*SHORT PROBLEM*
Type the records out again in full, exactly.

*DATASET RECORDS*
----

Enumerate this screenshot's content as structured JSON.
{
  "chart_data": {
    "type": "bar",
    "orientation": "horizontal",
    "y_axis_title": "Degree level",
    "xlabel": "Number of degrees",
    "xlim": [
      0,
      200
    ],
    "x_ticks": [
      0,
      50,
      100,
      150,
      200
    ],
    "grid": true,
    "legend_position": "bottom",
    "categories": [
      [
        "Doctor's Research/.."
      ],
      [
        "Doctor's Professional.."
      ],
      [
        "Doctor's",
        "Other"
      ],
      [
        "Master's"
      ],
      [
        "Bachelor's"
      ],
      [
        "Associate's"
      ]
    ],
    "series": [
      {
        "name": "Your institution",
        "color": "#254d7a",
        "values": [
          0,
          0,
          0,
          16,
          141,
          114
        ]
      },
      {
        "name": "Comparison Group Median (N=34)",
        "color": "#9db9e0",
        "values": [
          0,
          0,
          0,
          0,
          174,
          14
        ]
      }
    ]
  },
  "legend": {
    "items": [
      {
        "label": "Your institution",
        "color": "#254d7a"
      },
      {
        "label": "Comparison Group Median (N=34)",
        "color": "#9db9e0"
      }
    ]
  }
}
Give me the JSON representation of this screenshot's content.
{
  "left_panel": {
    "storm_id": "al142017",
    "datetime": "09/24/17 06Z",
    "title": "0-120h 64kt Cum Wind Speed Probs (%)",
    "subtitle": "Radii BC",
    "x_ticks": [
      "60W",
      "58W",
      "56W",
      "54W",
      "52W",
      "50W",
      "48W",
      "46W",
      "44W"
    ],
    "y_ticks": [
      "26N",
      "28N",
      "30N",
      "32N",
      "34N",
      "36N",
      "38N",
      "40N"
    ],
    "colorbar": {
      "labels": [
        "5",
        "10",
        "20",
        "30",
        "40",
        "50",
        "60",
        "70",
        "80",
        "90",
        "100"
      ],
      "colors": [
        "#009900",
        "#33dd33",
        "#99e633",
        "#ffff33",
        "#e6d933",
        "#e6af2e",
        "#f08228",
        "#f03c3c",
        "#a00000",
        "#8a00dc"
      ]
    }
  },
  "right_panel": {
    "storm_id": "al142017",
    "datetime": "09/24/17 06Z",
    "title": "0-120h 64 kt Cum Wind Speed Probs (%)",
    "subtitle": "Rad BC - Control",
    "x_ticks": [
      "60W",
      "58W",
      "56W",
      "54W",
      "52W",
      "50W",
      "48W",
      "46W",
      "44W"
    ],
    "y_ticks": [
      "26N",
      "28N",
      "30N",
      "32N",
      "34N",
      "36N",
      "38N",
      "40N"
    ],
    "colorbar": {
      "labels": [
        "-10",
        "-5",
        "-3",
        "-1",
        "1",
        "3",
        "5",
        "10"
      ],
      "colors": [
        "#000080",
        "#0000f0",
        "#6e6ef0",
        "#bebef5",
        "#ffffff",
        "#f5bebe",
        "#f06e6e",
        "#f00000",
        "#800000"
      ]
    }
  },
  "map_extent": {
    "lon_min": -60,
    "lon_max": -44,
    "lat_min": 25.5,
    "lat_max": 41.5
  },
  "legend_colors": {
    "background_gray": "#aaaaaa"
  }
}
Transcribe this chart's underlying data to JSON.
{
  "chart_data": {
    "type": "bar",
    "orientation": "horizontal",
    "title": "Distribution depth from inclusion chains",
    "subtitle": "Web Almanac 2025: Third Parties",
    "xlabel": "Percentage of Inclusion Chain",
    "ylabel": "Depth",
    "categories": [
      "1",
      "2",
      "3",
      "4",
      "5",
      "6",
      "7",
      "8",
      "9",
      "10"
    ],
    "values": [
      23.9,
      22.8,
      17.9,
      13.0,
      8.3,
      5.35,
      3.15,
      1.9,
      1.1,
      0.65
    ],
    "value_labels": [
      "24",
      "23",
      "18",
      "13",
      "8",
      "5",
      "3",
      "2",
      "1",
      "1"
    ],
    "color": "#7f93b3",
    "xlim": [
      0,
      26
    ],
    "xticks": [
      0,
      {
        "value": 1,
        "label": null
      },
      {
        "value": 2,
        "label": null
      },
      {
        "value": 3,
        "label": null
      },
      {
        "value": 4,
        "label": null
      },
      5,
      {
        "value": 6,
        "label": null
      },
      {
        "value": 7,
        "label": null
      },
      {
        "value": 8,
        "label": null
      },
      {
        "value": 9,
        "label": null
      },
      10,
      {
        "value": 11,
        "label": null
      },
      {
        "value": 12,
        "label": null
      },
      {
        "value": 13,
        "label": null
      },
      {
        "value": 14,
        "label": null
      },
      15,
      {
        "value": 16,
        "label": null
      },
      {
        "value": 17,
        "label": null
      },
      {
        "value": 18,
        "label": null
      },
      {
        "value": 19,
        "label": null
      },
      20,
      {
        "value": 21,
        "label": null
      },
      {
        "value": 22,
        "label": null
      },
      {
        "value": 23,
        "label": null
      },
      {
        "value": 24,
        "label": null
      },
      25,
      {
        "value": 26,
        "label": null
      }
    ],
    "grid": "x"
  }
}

----

*SOLUTION TO THIS PROBLEM*
Enumerate this screenshot's content as structured JSON.
{
  "chart_data": {
    "type": "bar",
    "orientation": "horizontal",
    "y_axis_title": "Degree level",
    "xlabel": "Number of degrees",
    "xlim": [
      0,
      200
    ],
    "x_ticks": [
      0,
      50,
      100,
      150,
      200
    ],
    "grid": true,
    "legend_position": "bottom",
    "categories": [
      [
        "Doctor's Research/.."
      ],
      [
        "Doctor's Professional.."
      ],
      [
        "Doctor's",
        "Other"
      ],
      [
        "Master's"
      ],
      [
        "Bachelor's"
      ],
      [
        "Associate's"
      ]
    ],
    "series": [
      {
        "name": "Your institution",
        "color": "#254d7a",
        "values": [
          0,
          0,
          0,
          16,
          141,
          114
        ]
      },
      {
        "name": "Comparison Group Median (N=34)",
        "color": "#9db9e0",
        "values": [
          0,
          0,
          0,
          0,
          174,
          14
        ]
      }
    ]
  },
  "legend": {
    "items": [
      {
        "label": "Your institution",
        "color": "#254d7a"
      },
      {
        "label": "Comparison Group Median (N=34)",
        "color": "#9db9e0"
      }
    ]
  }
}
Give me the JSON representation of this screenshot's content.
{
  "left_panel": {
    "storm_id": "al142017",
    "datetime": "09/24/17 06Z",
    "title": "0-120h 64kt Cum Wind Speed Probs (%)",
    "subtitle": "Radii BC",
    "x_ticks": [
      "60W",
      "58W",
      "56W",
      "54W",
      "52W",
      "50W",
      "48W",
      "46W",
      "44W"
    ],
    "y_ticks": [
      "26N",
      "28N",
      "30N",
      "32N",
      "34N",
      "36N",
      "38N",
      "40N"
    ],
    "colorbar": {
      "labels": [
        "5",
        "10",
        "20",
        "30",
        "40",
        "50",
        "60",
        "70",
        "80",
        "90",
        "100"
      ],
      "colors": [
        "#009900",
        "#33dd33",
        "#99e633",
        "#ffff33",
        "#e6d933",
        "#e6af2e",
        "#f08228",
        "#f03c3c",
        "#a00000",
        "#8a00dc"
      ]
    }
  },
  "right_panel": {
    "storm_id": "al142017",
    "datetime": "09/24/17 06Z",
    "title": "0-120h 64 kt Cum Wind Speed Probs (%)",
    "subtitle": "Rad BC - Control",
    "x_ticks": [
      "60W",
      "58W",
      "56W",
      "54W",
      "52W",
      "50W",
      "48W",
      "46W",
      "44W"
    ],
    "y_ticks": [
      "26N",
      "28N",
      "30N",
      "32N",
      "34N",
      "36N",
      "38N",
      "40N"
    ],
    "colorbar": {
      "labels": [
        "-10",
        "-5",
        "-3",
        "-1",
        "1",
        "3",
        "5",
        "10"
      ],
      "colors": [
        "#000080",
        "#0000f0",
        "#6e6ef0",
        "#bebef5",
        "#ffffff",
        "#f5bebe",
        "#f06e6e",
        "#f00000",
        "#800000"
      ]
    }
  },
  "map_extent": {
    "lon_min": -60,
    "lon_max": -44,
    "lat_min": 25.5,
    "lat_max": 41.5
  },
  "legend_colors": {
    "background_gray": "#aaaaaa"
  }
}
Transcribe this chart's underlying data to JSON.
{
  "chart_data": {
    "type": "bar",
    "orientation": "horizontal",
    "title": "Distribution depth from inclusion chains",
    "subtitle": "Web Almanac 2025: Third Parties",
    "xlabel": "Percentage of Inclusion Chain",
    "ylabel": "Depth",
    "categories": [
      "1",
      "2",
      "3",
      "4",
      "5",
      "6",
      "7",
      "8",
      "9",
      "10"
    ],
    "values": [
      23.9,
      22.8,
      17.9,
      13.0,
      8.3,
      5.35,
      3.15,
      1.9,
      1.1,
      0.65
    ],
    "value_labels": [
      "24",
      "23",
      "18",
      "13",
      "8",
      "5",
      "3",
      "2",
      "1",
      "1"
    ],
    "color": "#7f93b3",
    "xlim": [
      0,
      26
    ],
    "xticks": [
      0,
      {
        "value": 1,
        "label": null
      },
      {
        "value": 2,
        "label": null
      },
      {
        "value": 3,
        "label": null
      },
      {
        "value": 4,
        "label": null
      },
      5,
      {
        "value": 6,
        "label": null
      },
      {
        "value": 7,
        "label": null
      },
      {
        "value": 8,
        "label": null
      },
      {
        "value": 9,
        "label": null
      },
      10,
      {
        "value": 11,
        "label": null
      },
      {
        "value": 12,
        "label": null
      },
      {
        "value": 13,
        "label": null
      },
      {
        "value": 14,
        "label": null
      },
      15,
      {
        "value": 16,
        "label": null
      },
      {
        "value": 17,
        "label": null
      },
      {
        "value": 18,
        "label": null
      },
      {
        "value": 19,
        "label": null
      },
      20,
      {
        "value": 21,
        "label": null
      },
      {
        "value": 22,
        "label": null
      },
      {
        "value": 23,
        "label": null
      },
      {
        "value": 24,
        "label": null
      },
      25,
      {
        "value": 26,
        "label": null
      }
    ],
    "grid": "x"
  }
}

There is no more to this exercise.